#### SUPPLIED DATA
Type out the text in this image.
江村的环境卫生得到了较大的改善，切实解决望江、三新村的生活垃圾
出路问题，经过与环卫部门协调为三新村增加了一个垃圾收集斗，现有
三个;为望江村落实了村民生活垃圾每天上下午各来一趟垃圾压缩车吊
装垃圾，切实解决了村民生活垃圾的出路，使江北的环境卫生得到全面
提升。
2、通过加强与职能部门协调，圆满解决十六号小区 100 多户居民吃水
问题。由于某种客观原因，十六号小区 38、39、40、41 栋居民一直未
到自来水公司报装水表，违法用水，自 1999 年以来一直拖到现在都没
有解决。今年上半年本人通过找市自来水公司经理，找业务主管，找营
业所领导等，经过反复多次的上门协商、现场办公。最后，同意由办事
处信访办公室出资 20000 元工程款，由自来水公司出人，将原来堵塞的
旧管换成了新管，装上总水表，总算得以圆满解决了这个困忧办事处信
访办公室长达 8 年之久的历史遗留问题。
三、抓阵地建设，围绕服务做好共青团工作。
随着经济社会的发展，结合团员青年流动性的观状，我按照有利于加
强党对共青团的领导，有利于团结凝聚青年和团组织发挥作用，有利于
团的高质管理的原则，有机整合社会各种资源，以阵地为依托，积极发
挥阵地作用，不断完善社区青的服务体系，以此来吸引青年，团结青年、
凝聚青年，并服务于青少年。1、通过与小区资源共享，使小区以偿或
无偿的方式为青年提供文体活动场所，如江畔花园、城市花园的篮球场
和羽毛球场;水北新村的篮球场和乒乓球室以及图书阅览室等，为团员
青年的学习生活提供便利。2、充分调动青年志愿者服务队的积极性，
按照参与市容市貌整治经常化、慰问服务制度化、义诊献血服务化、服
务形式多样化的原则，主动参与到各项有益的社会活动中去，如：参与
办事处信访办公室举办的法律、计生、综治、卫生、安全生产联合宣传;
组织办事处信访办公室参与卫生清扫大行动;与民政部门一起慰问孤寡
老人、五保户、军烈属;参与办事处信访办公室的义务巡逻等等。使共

#### PROBLEM DESCRIPTION
Please set down the whole listing above without altering a single line.

#### SOLUTION FOR THIS PROBLEM
Type out the text in this image.
江村的环境卫生得到了较大的改善，切实解决望江、三新村的生活垃圾
出路问题，经过与环卫部门协调为三新村增加了一个垃圾收集斗，现有
三个;为望江村落实了村民生活垃圾每天上下午各来一趟垃圾压缩车吊
装垃圾，切实解决了村民生活垃圾的出路，使江北的环境卫生得到全面
提升。
2、通过加强与职能部门协调，圆满解决十六号小区 100 多户居民吃水
问题。由于某种客观原因，十六号小区 38、39、40、41 栋居民一直未
到自来水公司报装水表，违法用水，自 1999 年以来一直拖到现在都没
有解决。今年上半年本人通过找市自来水公司经理，找业务主管，找营
业所领导等，经过反复多次的上门协商、现场办公。最后，同意由办事
处信访办公室出资 20000 元工程款，由自来水公司出人，将原来堵塞的
旧管换成了新管，装上总水表，总算得以圆满解决了这个困忧办事处信
访办公室长达 8 年之久的历史遗留问题。
三、抓阵地建设，围绕服务做好共青团工作。
随着经济社会的发展，结合团员青年流动性的观状，我按照有利于加
强党对共青团的领导，有利于团结凝聚青年和团组织发挥作用，有利于
团的高质管理的原则，有机整合社会各种资源，以阵地为依托，积极发
挥阵地作用，不断完善社区青的服务体系，以此来吸引青年，团结青年、
凝聚青年，并服务于青少年。1、通过与小区资源共享，使小区以偿或
无偿的方式为青年提供文体活动场所，如江畔花园、城市花园的篮球场
和羽毛球场;水北新村的篮球场和乒乓球室以及图书阅览室等，为团员
青年的学习生活提供便利。2、充分调动青年志愿者服务队的积极性，
按照参与市容市貌整治经常化、慰问服务制度化、义诊献血服务化、服
务形式多样化的原则，主动参与到各项有益的社会活动中去，如：参与
办事处信访办公室举办的法律、计生、综治、卫生、安全生产联合宣传;
组织办事处信访办公室参与卫生清扫大行动;与民政部门一起慰问孤寡
老人、五保户、军烈属;参与办事处信访办公室的义务巡逻等等。使共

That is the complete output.